── Data excerpts
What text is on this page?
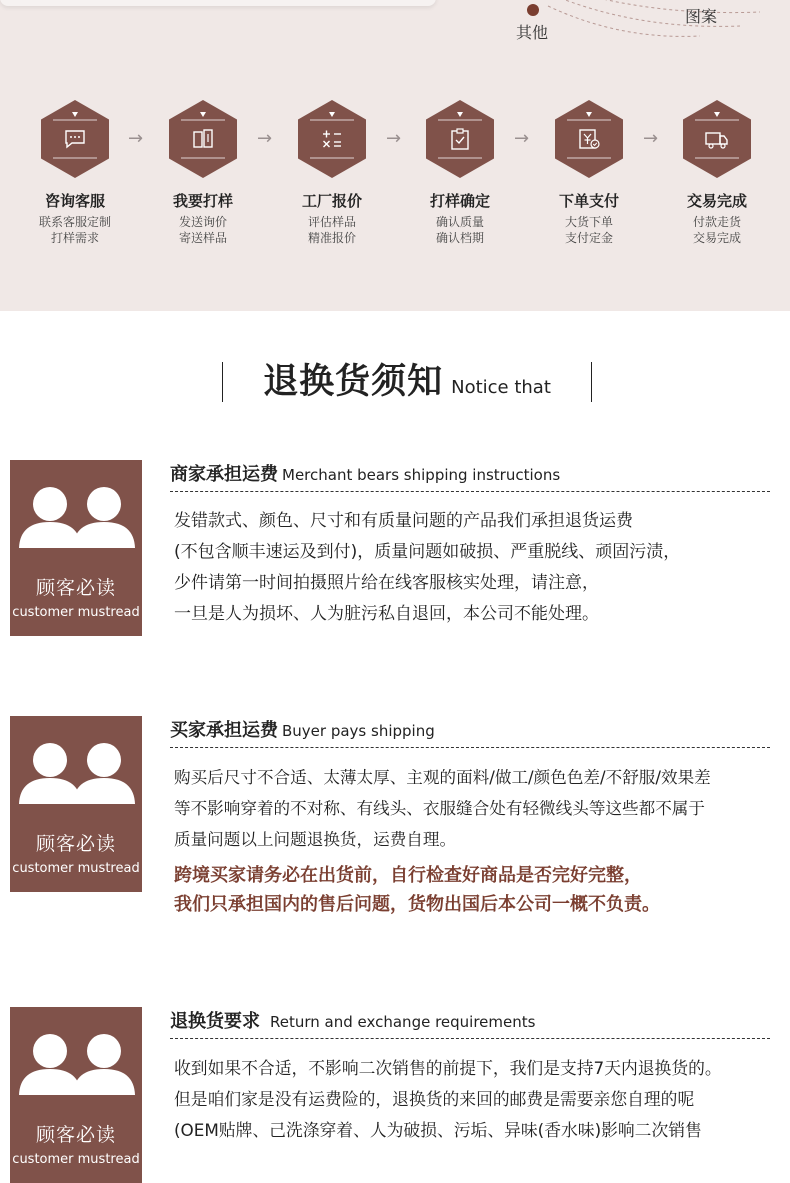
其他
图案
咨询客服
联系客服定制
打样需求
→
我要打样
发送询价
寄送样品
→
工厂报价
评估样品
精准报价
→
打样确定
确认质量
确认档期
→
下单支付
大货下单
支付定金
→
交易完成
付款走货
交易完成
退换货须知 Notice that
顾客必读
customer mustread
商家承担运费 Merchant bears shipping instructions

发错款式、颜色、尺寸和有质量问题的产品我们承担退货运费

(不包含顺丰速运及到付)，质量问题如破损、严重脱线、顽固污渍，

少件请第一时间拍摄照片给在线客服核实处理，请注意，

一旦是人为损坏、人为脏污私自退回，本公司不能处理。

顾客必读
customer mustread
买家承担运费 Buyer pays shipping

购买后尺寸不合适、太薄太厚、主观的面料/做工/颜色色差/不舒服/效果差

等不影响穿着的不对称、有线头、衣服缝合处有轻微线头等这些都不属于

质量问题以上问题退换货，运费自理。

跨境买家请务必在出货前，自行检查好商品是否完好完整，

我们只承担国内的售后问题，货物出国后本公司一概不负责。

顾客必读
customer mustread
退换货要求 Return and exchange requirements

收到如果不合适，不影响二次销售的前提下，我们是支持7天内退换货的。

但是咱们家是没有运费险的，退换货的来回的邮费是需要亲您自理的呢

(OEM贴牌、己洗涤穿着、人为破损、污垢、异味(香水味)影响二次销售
────
── Data excerpts
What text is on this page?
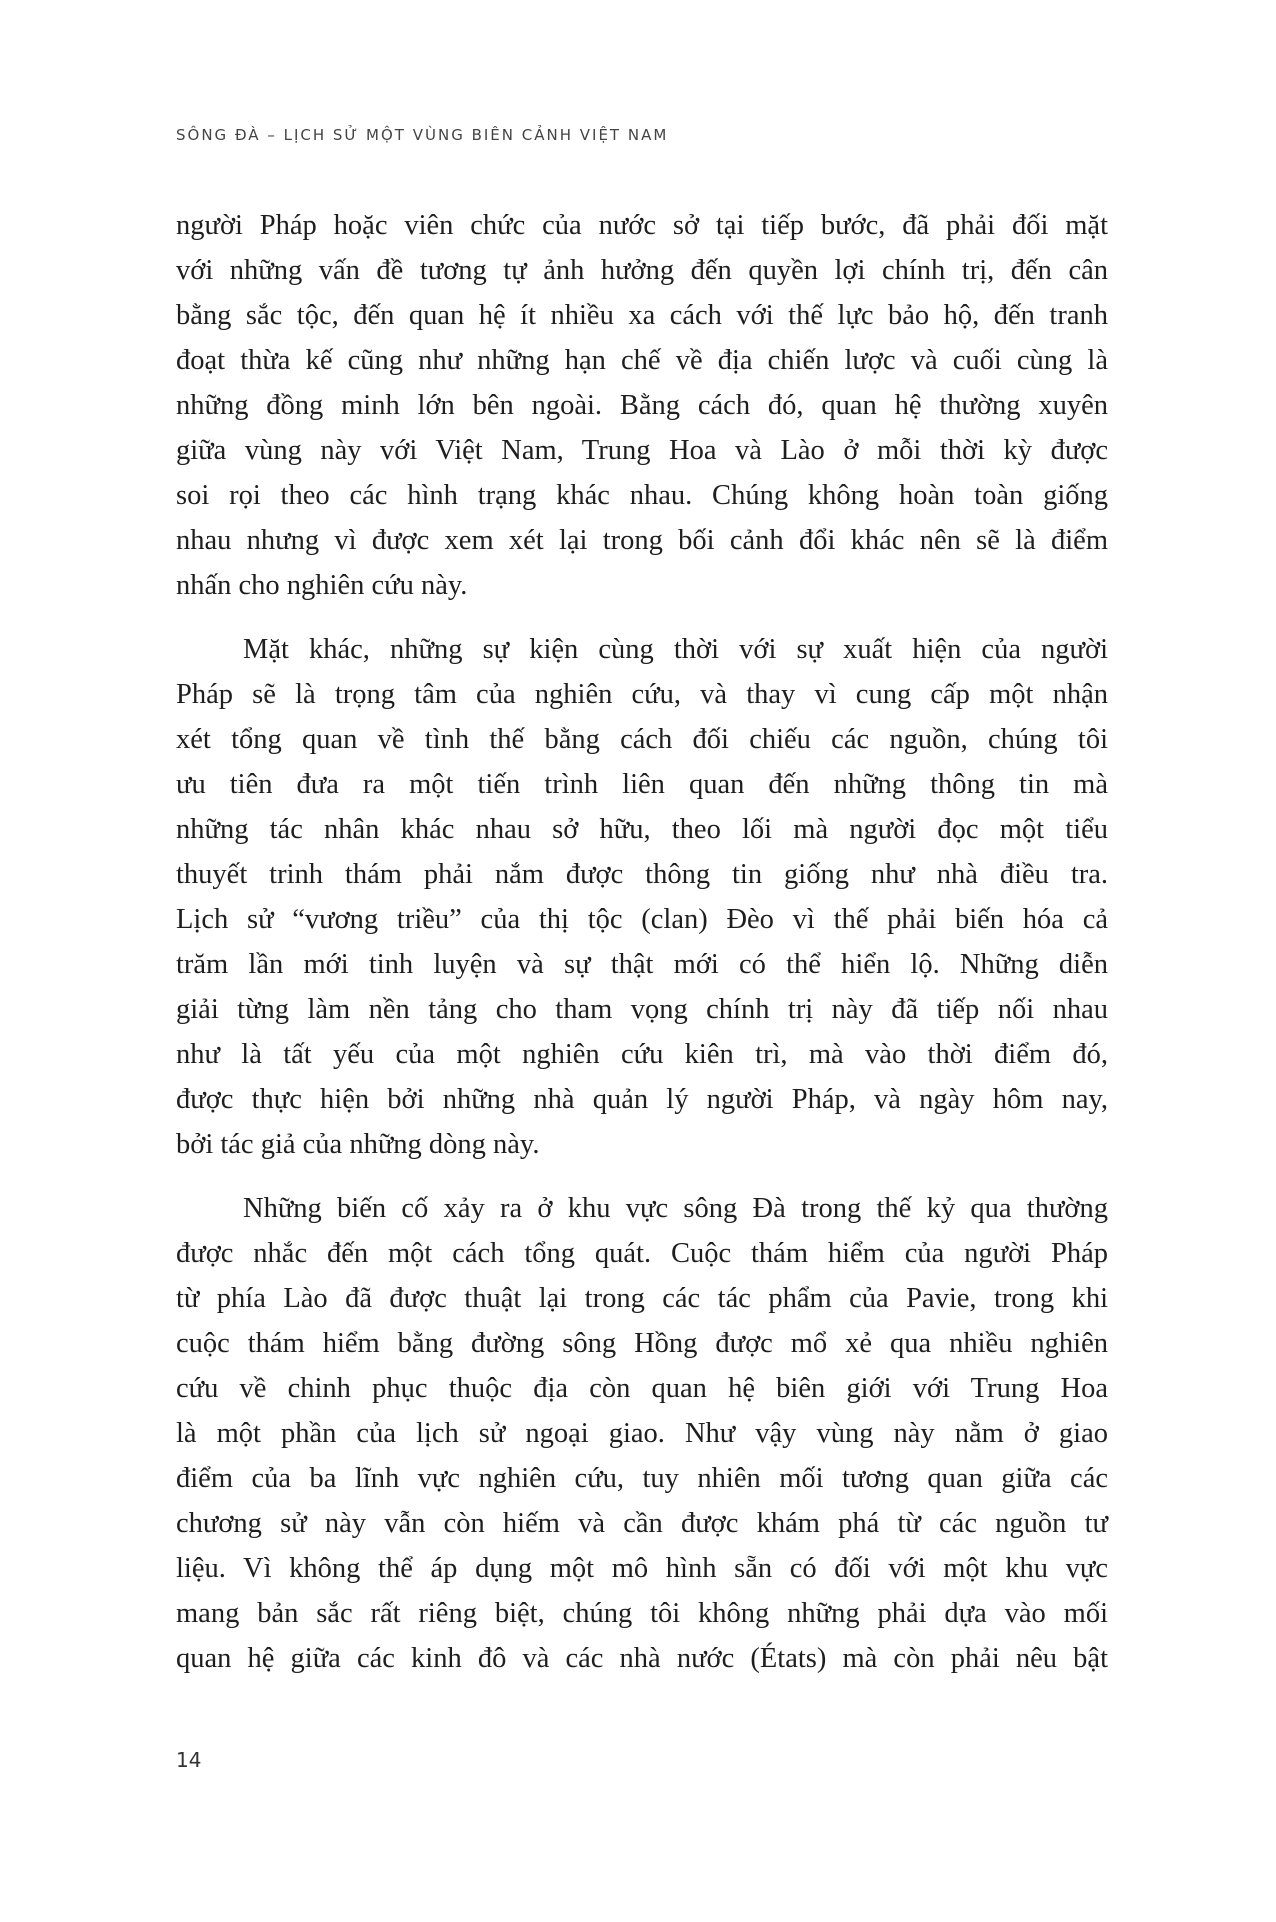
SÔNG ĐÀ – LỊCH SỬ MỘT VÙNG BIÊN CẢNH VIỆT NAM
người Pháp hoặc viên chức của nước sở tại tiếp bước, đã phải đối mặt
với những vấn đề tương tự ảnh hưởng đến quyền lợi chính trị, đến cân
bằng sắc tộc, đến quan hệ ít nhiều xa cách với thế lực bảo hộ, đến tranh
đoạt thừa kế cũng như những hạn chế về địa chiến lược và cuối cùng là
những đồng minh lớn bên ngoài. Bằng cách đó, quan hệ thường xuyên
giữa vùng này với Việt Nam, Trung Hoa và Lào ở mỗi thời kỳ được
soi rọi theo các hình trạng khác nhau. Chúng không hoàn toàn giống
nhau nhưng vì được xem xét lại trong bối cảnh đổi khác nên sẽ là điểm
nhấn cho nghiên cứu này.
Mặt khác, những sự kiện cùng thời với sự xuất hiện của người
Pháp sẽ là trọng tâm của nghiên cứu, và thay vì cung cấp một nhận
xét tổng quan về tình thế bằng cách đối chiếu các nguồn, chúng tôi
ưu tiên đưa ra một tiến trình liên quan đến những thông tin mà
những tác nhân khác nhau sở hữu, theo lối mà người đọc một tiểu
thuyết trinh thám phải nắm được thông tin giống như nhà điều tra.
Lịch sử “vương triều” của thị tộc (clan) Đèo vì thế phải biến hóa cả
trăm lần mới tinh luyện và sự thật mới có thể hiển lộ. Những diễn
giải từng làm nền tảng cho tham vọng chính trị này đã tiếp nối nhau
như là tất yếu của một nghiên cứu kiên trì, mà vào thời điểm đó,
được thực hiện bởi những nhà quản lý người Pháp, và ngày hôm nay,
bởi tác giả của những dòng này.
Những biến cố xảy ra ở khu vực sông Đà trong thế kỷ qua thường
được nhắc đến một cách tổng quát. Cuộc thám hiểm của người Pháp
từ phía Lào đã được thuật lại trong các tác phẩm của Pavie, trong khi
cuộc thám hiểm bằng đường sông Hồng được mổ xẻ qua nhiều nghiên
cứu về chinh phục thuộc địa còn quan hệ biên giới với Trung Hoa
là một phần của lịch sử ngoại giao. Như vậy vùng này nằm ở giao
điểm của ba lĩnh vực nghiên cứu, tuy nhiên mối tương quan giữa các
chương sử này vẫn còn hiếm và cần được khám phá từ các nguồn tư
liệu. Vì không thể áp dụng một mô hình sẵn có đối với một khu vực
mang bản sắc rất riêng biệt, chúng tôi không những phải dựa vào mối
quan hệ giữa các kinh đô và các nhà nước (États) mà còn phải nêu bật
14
────
── Data excerpts
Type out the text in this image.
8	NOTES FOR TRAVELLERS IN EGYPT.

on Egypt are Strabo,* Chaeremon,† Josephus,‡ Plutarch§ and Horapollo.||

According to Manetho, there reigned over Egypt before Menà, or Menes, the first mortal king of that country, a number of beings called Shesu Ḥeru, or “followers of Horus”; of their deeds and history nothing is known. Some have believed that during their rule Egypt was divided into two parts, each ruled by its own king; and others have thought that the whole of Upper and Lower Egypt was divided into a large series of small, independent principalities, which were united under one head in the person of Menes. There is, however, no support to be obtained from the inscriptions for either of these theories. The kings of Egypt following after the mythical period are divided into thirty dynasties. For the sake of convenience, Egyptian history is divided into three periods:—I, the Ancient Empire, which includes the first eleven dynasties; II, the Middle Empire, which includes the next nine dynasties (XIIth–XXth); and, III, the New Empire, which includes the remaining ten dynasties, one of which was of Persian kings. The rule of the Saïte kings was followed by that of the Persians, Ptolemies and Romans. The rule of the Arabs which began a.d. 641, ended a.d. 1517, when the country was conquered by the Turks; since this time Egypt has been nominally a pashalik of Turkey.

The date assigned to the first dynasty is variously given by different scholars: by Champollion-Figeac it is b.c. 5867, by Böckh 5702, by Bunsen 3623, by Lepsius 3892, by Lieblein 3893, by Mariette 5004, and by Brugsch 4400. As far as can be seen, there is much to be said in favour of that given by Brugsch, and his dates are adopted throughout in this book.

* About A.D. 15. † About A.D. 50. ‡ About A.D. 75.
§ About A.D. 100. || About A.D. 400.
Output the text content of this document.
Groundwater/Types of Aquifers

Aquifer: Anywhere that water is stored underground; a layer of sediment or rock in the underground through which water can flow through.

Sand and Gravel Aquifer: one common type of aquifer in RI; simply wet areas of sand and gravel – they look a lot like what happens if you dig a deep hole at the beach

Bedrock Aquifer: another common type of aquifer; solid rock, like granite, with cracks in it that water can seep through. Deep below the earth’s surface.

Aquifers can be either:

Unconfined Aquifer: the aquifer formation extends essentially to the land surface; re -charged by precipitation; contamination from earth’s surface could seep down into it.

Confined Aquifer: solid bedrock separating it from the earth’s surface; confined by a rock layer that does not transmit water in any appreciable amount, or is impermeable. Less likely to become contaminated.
────
Exercise task ▸
Pull out all lines containing "Trung".

Task output ▸
giữa vùng này với Việt Nam, Trung Hoa và Lào ở mỗi thời kỳ được
cứu về chinh phục thuộc địa còn quan hệ biên giới với Trung Hoa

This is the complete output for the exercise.